Print every entry, word for word, and skip the images.

# Material provided start

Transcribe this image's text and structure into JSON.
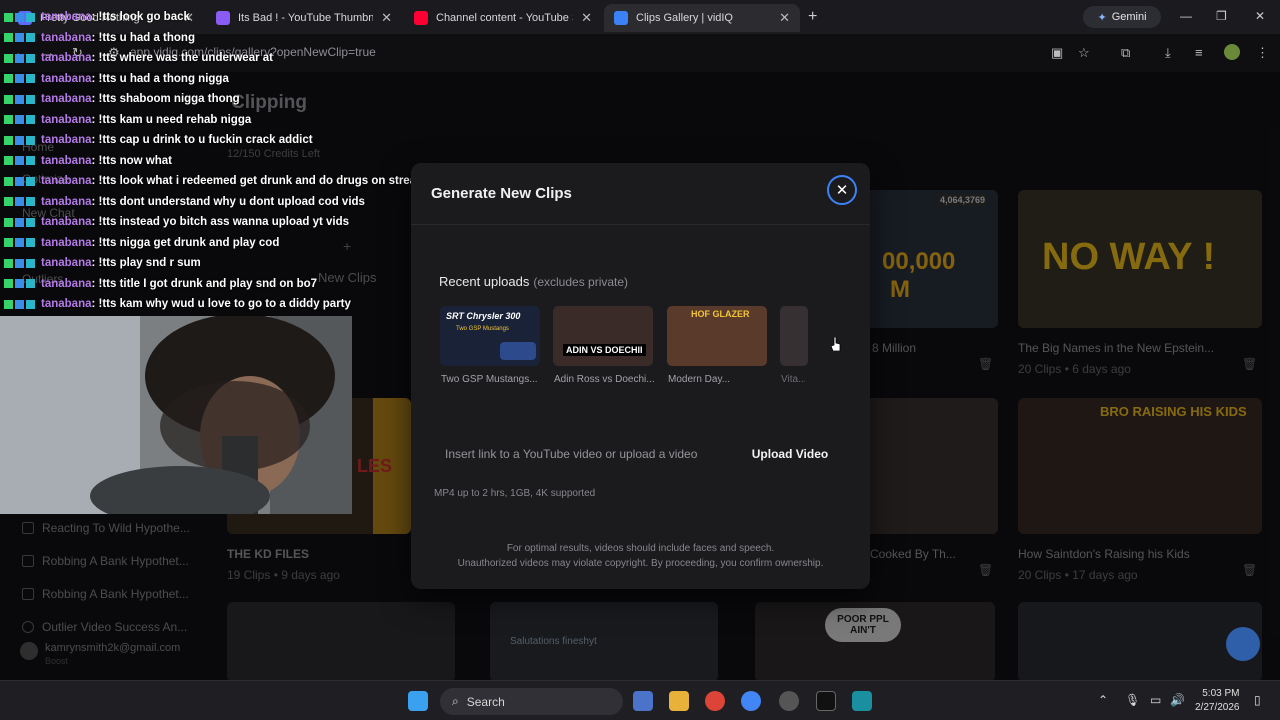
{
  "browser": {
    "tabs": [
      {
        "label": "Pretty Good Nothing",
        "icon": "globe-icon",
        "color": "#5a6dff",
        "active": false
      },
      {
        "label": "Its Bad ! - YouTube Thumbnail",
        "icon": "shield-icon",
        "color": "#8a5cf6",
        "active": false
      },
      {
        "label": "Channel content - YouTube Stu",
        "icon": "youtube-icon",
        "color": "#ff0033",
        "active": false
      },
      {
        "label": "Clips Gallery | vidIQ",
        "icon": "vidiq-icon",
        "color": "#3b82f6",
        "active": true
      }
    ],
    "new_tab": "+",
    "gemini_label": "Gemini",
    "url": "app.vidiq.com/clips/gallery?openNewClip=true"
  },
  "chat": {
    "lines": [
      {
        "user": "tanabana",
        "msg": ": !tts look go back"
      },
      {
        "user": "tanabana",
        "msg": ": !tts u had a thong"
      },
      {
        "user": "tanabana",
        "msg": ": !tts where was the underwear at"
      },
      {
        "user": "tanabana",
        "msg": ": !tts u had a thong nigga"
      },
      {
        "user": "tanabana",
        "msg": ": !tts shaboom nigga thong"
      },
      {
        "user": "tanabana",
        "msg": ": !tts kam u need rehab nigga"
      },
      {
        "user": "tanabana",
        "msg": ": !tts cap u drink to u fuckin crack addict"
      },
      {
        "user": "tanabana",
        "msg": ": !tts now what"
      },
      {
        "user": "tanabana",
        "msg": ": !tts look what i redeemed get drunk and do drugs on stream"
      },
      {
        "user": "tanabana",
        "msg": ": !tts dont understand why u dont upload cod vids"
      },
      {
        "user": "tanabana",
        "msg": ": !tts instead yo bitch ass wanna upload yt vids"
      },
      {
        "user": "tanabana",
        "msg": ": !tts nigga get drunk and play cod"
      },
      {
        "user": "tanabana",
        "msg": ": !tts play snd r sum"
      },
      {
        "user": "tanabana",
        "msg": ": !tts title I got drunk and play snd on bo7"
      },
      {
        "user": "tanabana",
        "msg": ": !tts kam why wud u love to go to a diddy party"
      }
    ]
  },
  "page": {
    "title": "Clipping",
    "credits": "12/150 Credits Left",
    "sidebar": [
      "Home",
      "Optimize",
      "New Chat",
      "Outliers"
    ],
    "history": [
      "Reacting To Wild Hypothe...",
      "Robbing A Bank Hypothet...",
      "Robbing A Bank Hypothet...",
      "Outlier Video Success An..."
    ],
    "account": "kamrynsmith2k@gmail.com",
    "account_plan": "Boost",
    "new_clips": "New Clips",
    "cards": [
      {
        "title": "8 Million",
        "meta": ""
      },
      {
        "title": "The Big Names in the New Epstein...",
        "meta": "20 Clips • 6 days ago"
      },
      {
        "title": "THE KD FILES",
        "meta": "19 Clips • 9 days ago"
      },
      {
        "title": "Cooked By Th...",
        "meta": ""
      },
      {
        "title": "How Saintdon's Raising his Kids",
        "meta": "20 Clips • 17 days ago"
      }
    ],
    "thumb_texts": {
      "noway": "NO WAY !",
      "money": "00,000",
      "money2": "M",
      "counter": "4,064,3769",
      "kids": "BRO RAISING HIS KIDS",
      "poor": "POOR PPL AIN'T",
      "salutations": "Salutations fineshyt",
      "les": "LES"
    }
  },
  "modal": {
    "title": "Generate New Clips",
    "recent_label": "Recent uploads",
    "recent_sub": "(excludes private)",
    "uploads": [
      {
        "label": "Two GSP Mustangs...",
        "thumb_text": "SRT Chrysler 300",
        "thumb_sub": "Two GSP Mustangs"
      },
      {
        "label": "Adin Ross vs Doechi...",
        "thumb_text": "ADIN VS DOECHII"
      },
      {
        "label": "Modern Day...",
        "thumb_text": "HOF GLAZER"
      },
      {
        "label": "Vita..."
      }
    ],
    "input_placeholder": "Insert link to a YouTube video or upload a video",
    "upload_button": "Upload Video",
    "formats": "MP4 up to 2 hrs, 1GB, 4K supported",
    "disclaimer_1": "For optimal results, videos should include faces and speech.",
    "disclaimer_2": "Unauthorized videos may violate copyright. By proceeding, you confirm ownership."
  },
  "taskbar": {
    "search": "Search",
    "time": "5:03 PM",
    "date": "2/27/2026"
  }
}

# Material provided end

*Finished task:*
Transcribe this image's text and structure into JSON.
{
  "browser": {
    "tabs": [
      {
        "label": "Pretty Good Nothing",
        "icon": "globe-icon",
        "color": "#5a6dff",
        "active": false
      },
      {
        "label": "Its Bad ! - YouTube Thumbnail",
        "icon": "shield-icon",
        "color": "#8a5cf6",
        "active": false
      },
      {
        "label": "Channel content - YouTube Stu",
        "icon": "youtube-icon",
        "color": "#ff0033",
        "active": false
      },
      {
        "label": "Clips Gallery | vidIQ",
        "icon": "vidiq-icon",
        "color": "#3b82f6",
        "active": true
      }
    ],
    "new_tab": "+",
    "gemini_label": "Gemini",
    "url": "app.vidiq.com/clips/gallery?openNewClip=true"
  },
  "chat": {
    "lines": [
      {
        "user": "tanabana",
        "msg": ": !tts look go back"
      },
      {
        "user": "tanabana",
        "msg": ": !tts u had a thong"
      },
      {
        "user": "tanabana",
        "msg": ": !tts where was the underwear at"
      },
      {
        "user": "tanabana",
        "msg": ": !tts u had a thong nigga"
      },
      {
        "user": "tanabana",
        "msg": ": !tts shaboom nigga thong"
      },
      {
        "user": "tanabana",
        "msg": ": !tts kam u need rehab nigga"
      },
      {
        "user": "tanabana",
        "msg": ": !tts cap u drink to u fuckin crack addict"
      },
      {
        "user": "tanabana",
        "msg": ": !tts now what"
      },
      {
        "user": "tanabana",
        "msg": ": !tts look what i redeemed get drunk and do drugs on stream"
      },
      {
        "user": "tanabana",
        "msg": ": !tts dont understand why u dont upload cod vids"
      },
      {
        "user": "tanabana",
        "msg": ": !tts instead yo bitch ass wanna upload yt vids"
      },
      {
        "user": "tanabana",
        "msg": ": !tts nigga get drunk and play cod"
      },
      {
        "user": "tanabana",
        "msg": ": !tts play snd r sum"
      },
      {
        "user": "tanabana",
        "msg": ": !tts title I got drunk and play snd on bo7"
      },
      {
        "user": "tanabana",
        "msg": ": !tts kam why wud u love to go to a diddy party"
      }
    ]
  },
  "page": {
    "title": "Clipping",
    "credits": "12/150 Credits Left",
    "sidebar": [
      "Home",
      "Optimize",
      "New Chat",
      "Outliers"
    ],
    "history": [
      "Reacting To Wild Hypothe...",
      "Robbing A Bank Hypothet...",
      "Robbing A Bank Hypothet...",
      "Outlier Video Success An..."
    ],
    "account": "kamrynsmith2k@gmail.com",
    "account_plan": "Boost",
    "new_clips": "New Clips",
    "cards": [
      {
        "title": "8 Million",
        "meta": ""
      },
      {
        "title": "The Big Names in the New Epstein...",
        "meta": "20 Clips • 6 days ago"
      },
      {
        "title": "THE KD FILES",
        "meta": "19 Clips • 9 days ago"
      },
      {
        "title": "Cooked By Th...",
        "meta": ""
      },
      {
        "title": "How Saintdon's Raising his Kids",
        "meta": "20 Clips • 17 days ago"
      }
    ],
    "thumb_texts": {
      "noway": "NO WAY !",
      "money": "00,000",
      "money2": "M",
      "counter": "4,064,3769",
      "kids": "BRO RAISING HIS KIDS",
      "poor": "POOR PPL AIN'T",
      "salutations": "Salutations fineshyt",
      "les": "LES"
    }
  },
  "modal": {
    "title": "Generate New Clips",
    "recent_label": "Recent uploads",
    "recent_sub": "(excludes private)",
    "uploads": [
      {
        "label": "Two GSP Mustangs...",
        "thumb_text": "SRT Chrysler 300",
        "thumb_sub": "Two GSP Mustangs"
      },
      {
        "label": "Adin Ross vs Doechi...",
        "thumb_text": "ADIN VS DOECHII"
      },
      {
        "label": "Modern Day...",
        "thumb_text": "HOF GLAZER"
      },
      {
        "label": "Vita..."
      }
    ],
    "input_placeholder": "Insert link to a YouTube video or upload a video",
    "upload_button": "Upload Video",
    "formats": "MP4 up to 2 hrs, 1GB, 4K supported",
    "disclaimer_1": "For optimal results, videos should include faces and speech.",
    "disclaimer_2": "Unauthorized videos may violate copyright. By proceeding, you confirm ownership."
  },
  "taskbar": {
    "search": "Search",
    "time": "5:03 PM",
    "date": "2/27/2026"
  }
}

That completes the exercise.